═════ Supplied material

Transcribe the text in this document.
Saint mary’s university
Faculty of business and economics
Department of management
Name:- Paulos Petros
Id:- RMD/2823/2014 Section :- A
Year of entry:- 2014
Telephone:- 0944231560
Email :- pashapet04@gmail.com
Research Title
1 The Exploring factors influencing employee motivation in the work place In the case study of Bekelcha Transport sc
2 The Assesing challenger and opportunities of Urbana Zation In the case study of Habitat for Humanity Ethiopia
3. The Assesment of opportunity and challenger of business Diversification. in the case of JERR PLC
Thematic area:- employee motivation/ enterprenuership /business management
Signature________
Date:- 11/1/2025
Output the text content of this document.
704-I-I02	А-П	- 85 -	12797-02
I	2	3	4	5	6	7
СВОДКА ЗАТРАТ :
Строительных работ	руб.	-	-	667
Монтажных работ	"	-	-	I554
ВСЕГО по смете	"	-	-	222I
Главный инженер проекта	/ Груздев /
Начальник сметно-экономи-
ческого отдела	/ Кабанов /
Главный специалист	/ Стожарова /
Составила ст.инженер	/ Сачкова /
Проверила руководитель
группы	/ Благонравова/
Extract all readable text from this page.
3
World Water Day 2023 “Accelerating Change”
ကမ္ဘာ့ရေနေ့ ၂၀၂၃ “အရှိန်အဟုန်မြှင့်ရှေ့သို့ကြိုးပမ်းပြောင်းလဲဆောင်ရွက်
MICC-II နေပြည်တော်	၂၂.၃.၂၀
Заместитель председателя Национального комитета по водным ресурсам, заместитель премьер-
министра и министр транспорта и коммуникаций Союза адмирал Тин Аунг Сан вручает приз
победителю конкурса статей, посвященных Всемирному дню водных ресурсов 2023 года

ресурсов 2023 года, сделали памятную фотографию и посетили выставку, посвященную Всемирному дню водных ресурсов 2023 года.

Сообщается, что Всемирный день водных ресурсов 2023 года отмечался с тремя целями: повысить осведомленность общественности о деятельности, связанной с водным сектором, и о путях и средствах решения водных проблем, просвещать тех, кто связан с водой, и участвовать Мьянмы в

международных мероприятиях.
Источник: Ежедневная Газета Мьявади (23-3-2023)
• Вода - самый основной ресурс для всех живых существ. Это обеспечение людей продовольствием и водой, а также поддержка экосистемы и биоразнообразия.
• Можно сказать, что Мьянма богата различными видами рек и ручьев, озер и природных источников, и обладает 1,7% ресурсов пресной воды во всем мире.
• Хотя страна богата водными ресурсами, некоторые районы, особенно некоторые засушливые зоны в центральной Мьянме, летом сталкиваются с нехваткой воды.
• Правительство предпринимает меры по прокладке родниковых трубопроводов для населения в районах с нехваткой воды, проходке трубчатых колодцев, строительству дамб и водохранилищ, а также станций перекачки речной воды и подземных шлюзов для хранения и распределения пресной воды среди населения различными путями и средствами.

══════════

§ Request
Return all of the data precisely as it appears.

§ Answer for the task
Transcribe the text in this document.
Saint mary’s university
Faculty of business and economics
Department of management
Name:- Paulos Petros
Id:- RMD/2823/2014 Section :- A
Year of entry:- 2014
Telephone:- 0944231560
Email :- pashapet04@gmail.com
Research Title
1 The Exploring factors influencing employee motivation in the work place In the case study of Bekelcha Transport sc
2 The Assesing challenger and opportunities of Urbana Zation In the case study of Habitat for Humanity Ethiopia
3. The Assesment of opportunity and challenger of business Diversification. in the case of JERR PLC
Thematic area:- employee motivation/ enterprenuership /business management
Signature________
Date:- 11/1/2025
Output the text content of this document.
704-I-I02	А-П	- 85 -	12797-02
I	2	3	4	5	6	7
СВОДКА ЗАТРАТ :
Строительных работ	руб.	-	-	667
Монтажных работ	"	-	-	I554
ВСЕГО по смете	"	-	-	222I
Главный инженер проекта	/ Груздев /
Начальник сметно-экономи-
ческого отдела	/ Кабанов /
Главный специалист	/ Стожарова /
Составила ст.инженер	/ Сачкова /
Проверила руководитель
группы	/ Благонравова/
Extract all readable text from this page.
3
World Water Day 2023 “Accelerating Change”
ကမ္ဘာ့ရေနေ့ ၂၀၂၃ “အရှိန်အဟုန်မြှင့်ရှေ့သို့ကြိုးပမ်းပြောင်းလဲဆောင်ရွက်
MICC-II နေပြည်တော်	၂၂.၃.၂၀
Заместитель председателя Национального комитета по водным ресурсам, заместитель премьер-
министра и министр транспорта и коммуникаций Союза адмирал Тин Аунг Сан вручает приз
победителю конкурса статей, посвященных Всемирному дню водных ресурсов 2023 года

ресурсов 2023 года, сделали памятную фотографию и посетили выставку, посвященную Всемирному дню водных ресурсов 2023 года.

Сообщается, что Всемирный день водных ресурсов 2023 года отмечался с тремя целями: повысить осведомленность общественности о деятельности, связанной с водным сектором, и о путях и средствах решения водных проблем, просвещать тех, кто связан с водой, и участвовать Мьянмы в

международных мероприятиях.
Источник: Ежедневная Газета Мьявади (23-3-2023)
• Вода - самый основной ресурс для всех живых существ. Это обеспечение людей продовольствием и водой, а также поддержка экосистемы и биоразнообразия.
• Можно сказать, что Мьянма богата различными видами рек и ручьев, озер и природных источников, и обладает 1,7% ресурсов пресной воды во всем мире.
• Хотя страна богата водными ресурсами, некоторые районы, особенно некоторые засушливые зоны в центральной Мьянме, летом сталкиваются с нехваткой воды.
• Правительство предпринимает меры по прокладке родниковых трубопроводов для населения в районах с нехваткой воды, проходке трубчатых колодцев, строительству дамб и водохранилищ, а также станций перекачки речной воды и подземных шлюзов для хранения и распределения пресной воды среди населения различными путями и средствами.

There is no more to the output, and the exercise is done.